▶ [Short exercise] Restate all of the data exactly.

▶ [Materials provided]
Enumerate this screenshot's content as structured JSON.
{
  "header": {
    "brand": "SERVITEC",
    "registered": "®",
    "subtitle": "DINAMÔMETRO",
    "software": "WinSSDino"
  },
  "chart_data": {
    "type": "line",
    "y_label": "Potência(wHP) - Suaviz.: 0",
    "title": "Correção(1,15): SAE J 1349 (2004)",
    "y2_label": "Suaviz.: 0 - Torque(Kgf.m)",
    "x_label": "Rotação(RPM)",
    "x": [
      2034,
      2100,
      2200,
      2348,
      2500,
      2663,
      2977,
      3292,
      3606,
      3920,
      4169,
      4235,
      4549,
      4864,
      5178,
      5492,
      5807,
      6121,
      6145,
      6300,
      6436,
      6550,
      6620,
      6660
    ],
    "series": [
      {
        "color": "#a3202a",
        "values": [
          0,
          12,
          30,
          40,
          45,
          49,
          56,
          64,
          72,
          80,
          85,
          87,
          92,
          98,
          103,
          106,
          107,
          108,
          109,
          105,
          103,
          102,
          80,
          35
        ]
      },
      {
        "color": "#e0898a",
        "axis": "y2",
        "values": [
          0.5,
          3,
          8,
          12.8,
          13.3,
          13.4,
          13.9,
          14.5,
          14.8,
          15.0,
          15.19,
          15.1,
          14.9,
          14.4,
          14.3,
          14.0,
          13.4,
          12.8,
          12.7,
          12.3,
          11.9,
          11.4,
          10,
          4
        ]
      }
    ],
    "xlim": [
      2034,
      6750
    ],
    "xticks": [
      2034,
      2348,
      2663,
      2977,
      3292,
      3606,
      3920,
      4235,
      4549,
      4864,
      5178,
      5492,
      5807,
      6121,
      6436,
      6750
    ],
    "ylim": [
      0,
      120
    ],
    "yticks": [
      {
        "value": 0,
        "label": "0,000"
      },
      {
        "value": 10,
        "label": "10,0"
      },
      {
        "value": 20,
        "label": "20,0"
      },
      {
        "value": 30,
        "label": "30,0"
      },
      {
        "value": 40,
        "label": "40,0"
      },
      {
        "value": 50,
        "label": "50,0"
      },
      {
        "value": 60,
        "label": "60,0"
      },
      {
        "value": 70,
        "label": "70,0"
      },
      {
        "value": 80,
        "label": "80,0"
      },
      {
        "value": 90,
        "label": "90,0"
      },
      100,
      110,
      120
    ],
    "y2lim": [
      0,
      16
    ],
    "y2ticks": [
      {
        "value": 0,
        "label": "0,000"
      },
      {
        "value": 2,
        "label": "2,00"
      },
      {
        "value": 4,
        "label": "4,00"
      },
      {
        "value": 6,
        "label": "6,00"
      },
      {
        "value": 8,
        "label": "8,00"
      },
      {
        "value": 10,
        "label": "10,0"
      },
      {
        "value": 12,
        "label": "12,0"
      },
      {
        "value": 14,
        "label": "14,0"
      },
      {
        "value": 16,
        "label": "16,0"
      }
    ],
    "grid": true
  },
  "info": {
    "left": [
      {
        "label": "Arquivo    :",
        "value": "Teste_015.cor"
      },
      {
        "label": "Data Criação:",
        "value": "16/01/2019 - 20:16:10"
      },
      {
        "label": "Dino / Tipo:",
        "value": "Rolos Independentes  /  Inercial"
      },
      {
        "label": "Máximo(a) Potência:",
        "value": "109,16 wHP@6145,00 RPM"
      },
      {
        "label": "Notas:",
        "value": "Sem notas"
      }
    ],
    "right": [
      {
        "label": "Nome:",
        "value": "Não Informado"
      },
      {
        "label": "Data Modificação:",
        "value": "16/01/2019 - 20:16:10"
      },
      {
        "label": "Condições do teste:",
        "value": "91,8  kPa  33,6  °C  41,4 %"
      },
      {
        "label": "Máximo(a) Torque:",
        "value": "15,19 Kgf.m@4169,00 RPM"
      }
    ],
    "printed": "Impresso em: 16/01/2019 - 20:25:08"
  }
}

▶ [Complete answer]
Enumerate this screenshot's content as structured JSON.
{
  "header": {
    "brand": "SERVITEC",
    "registered": "®",
    "subtitle": "DINAMÔMETRO",
    "software": "WinSSDino"
  },
  "chart_data": {
    "type": "line",
    "y_label": "Potência(wHP) - Suaviz.: 0",
    "title": "Correção(1,15): SAE J 1349 (2004)",
    "y2_label": "Suaviz.: 0 - Torque(Kgf.m)",
    "x_label": "Rotação(RPM)",
    "x": [
      2034,
      2100,
      2200,
      2348,
      2500,
      2663,
      2977,
      3292,
      3606,
      3920,
      4169,
      4235,
      4549,
      4864,
      5178,
      5492,
      5807,
      6121,
      6145,
      6300,
      6436,
      6550,
      6620,
      6660
    ],
    "series": [
      {
        "color": "#a3202a",
        "values": [
          0,
          12,
          30,
          40,
          45,
          49,
          56,
          64,
          72,
          80,
          85,
          87,
          92,
          98,
          103,
          106,
          107,
          108,
          109,
          105,
          103,
          102,
          80,
          35
        ]
      },
      {
        "color": "#e0898a",
        "axis": "y2",
        "values": [
          0.5,
          3,
          8,
          12.8,
          13.3,
          13.4,
          13.9,
          14.5,
          14.8,
          15.0,
          15.19,
          15.1,
          14.9,
          14.4,
          14.3,
          14.0,
          13.4,
          12.8,
          12.7,
          12.3,
          11.9,
          11.4,
          10,
          4
        ]
      }
    ],
    "xlim": [
      2034,
      6750
    ],
    "xticks": [
      2034,
      2348,
      2663,
      2977,
      3292,
      3606,
      3920,
      4235,
      4549,
      4864,
      5178,
      5492,
      5807,
      6121,
      6436,
      6750
    ],
    "ylim": [
      0,
      120
    ],
    "yticks": [
      {
        "value": 0,
        "label": "0,000"
      },
      {
        "value": 10,
        "label": "10,0"
      },
      {
        "value": 20,
        "label": "20,0"
      },
      {
        "value": 30,
        "label": "30,0"
      },
      {
        "value": 40,
        "label": "40,0"
      },
      {
        "value": 50,
        "label": "50,0"
      },
      {
        "value": 60,
        "label": "60,0"
      },
      {
        "value": 70,
        "label": "70,0"
      },
      {
        "value": 80,
        "label": "80,0"
      },
      {
        "value": 90,
        "label": "90,0"
      },
      100,
      110,
      120
    ],
    "y2lim": [
      0,
      16
    ],
    "y2ticks": [
      {
        "value": 0,
        "label": "0,000"
      },
      {
        "value": 2,
        "label": "2,00"
      },
      {
        "value": 4,
        "label": "4,00"
      },
      {
        "value": 6,
        "label": "6,00"
      },
      {
        "value": 8,
        "label": "8,00"
      },
      {
        "value": 10,
        "label": "10,0"
      },
      {
        "value": 12,
        "label": "12,0"
      },
      {
        "value": 14,
        "label": "14,0"
      },
      {
        "value": 16,
        "label": "16,0"
      }
    ],
    "grid": true
  },
  "info": {
    "left": [
      {
        "label": "Arquivo    :",
        "value": "Teste_015.cor"
      },
      {
        "label": "Data Criação:",
        "value": "16/01/2019 - 20:16:10"
      },
      {
        "label": "Dino / Tipo:",
        "value": "Rolos Independentes  /  Inercial"
      },
      {
        "label": "Máximo(a) Potência:",
        "value": "109,16 wHP@6145,00 RPM"
      },
      {
        "label": "Notas:",
        "value": "Sem notas"
      }
    ],
    "right": [
      {
        "label": "Nome:",
        "value": "Não Informado"
      },
      {
        "label": "Data Modificação:",
        "value": "16/01/2019 - 20:16:10"
      },
      {
        "label": "Condições do teste:",
        "value": "91,8  kPa  33,6  °C  41,4 %"
      },
      {
        "label": "Máximo(a) Torque:",
        "value": "15,19 Kgf.m@4169,00 RPM"
      }
    ],
    "printed": "Impresso em: 16/01/2019 - 20:25:08"
  }
}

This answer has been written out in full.